======== MATERIAL TO PROCESS

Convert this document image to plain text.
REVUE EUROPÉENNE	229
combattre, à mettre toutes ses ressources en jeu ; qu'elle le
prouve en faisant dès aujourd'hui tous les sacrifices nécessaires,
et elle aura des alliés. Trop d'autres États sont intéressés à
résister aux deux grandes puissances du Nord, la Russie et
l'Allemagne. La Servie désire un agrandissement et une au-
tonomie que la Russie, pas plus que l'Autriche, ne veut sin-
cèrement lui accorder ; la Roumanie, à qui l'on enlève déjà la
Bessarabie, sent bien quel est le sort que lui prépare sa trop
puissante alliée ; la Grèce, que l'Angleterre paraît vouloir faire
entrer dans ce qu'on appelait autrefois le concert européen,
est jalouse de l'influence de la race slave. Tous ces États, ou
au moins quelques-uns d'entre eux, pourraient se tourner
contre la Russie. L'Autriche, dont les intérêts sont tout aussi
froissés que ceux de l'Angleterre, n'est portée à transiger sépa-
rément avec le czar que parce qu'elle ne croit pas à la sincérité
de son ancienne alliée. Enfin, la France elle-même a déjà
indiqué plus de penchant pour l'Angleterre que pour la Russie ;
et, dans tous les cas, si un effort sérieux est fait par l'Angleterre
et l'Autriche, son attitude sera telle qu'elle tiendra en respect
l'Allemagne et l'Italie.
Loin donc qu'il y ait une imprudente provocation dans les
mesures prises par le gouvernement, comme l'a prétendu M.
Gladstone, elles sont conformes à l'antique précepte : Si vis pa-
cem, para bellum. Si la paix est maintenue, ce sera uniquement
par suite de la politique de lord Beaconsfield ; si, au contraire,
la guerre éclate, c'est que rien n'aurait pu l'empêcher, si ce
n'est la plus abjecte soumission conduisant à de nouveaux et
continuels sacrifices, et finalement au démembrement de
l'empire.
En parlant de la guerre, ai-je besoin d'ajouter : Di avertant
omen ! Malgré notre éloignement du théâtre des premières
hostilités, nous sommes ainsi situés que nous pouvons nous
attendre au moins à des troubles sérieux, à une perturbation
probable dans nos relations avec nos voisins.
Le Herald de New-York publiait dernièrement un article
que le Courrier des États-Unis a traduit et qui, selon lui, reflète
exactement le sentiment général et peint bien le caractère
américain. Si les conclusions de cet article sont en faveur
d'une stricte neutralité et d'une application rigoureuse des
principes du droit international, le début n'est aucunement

================

## EXERCISE REQUIREMENTS
Output the listing above exactly as it appears.

## RESULT OF THIS TASK
Convert this document image to plain text.
REVUE EUROPÉENNE	229
combattre, à mettre toutes ses ressources en jeu ; qu'elle le
prouve en faisant dès aujourd'hui tous les sacrifices nécessaires,
et elle aura des alliés. Trop d'autres États sont intéressés à
résister aux deux grandes puissances du Nord, la Russie et
l'Allemagne. La Servie désire un agrandissement et une au-
tonomie que la Russie, pas plus que l'Autriche, ne veut sin-
cèrement lui accorder ; la Roumanie, à qui l'on enlève déjà la
Bessarabie, sent bien quel est le sort que lui prépare sa trop
puissante alliée ; la Grèce, que l'Angleterre paraît vouloir faire
entrer dans ce qu'on appelait autrefois le concert européen,
est jalouse de l'influence de la race slave. Tous ces États, ou
au moins quelques-uns d'entre eux, pourraient se tourner
contre la Russie. L'Autriche, dont les intérêts sont tout aussi
froissés que ceux de l'Angleterre, n'est portée à transiger sépa-
rément avec le czar que parce qu'elle ne croit pas à la sincérité
de son ancienne alliée. Enfin, la France elle-même a déjà
indiqué plus de penchant pour l'Angleterre que pour la Russie ;
et, dans tous les cas, si un effort sérieux est fait par l'Angleterre
et l'Autriche, son attitude sera telle qu'elle tiendra en respect
l'Allemagne et l'Italie.
Loin donc qu'il y ait une imprudente provocation dans les
mesures prises par le gouvernement, comme l'a prétendu M.
Gladstone, elles sont conformes à l'antique précepte : Si vis pa-
cem, para bellum. Si la paix est maintenue, ce sera uniquement
par suite de la politique de lord Beaconsfield ; si, au contraire,
la guerre éclate, c'est que rien n'aurait pu l'empêcher, si ce
n'est la plus abjecte soumission conduisant à de nouveaux et
continuels sacrifices, et finalement au démembrement de
l'empire.
En parlant de la guerre, ai-je besoin d'ajouter : Di avertant
omen ! Malgré notre éloignement du théâtre des premières
hostilités, nous sommes ainsi situés que nous pouvons nous
attendre au moins à des troubles sérieux, à une perturbation
probable dans nos relations avec nos voisins.
Le Herald de New-York publiait dernièrement un article
que le Courrier des États-Unis a traduit et qui, selon lui, reflète
exactement le sentiment général et peint bien le caractère
américain. Si les conclusions de cet article sont en faveur
d'une stricte neutralité et d'une application rigoureuse des
principes du droit international, le début n'est aucunement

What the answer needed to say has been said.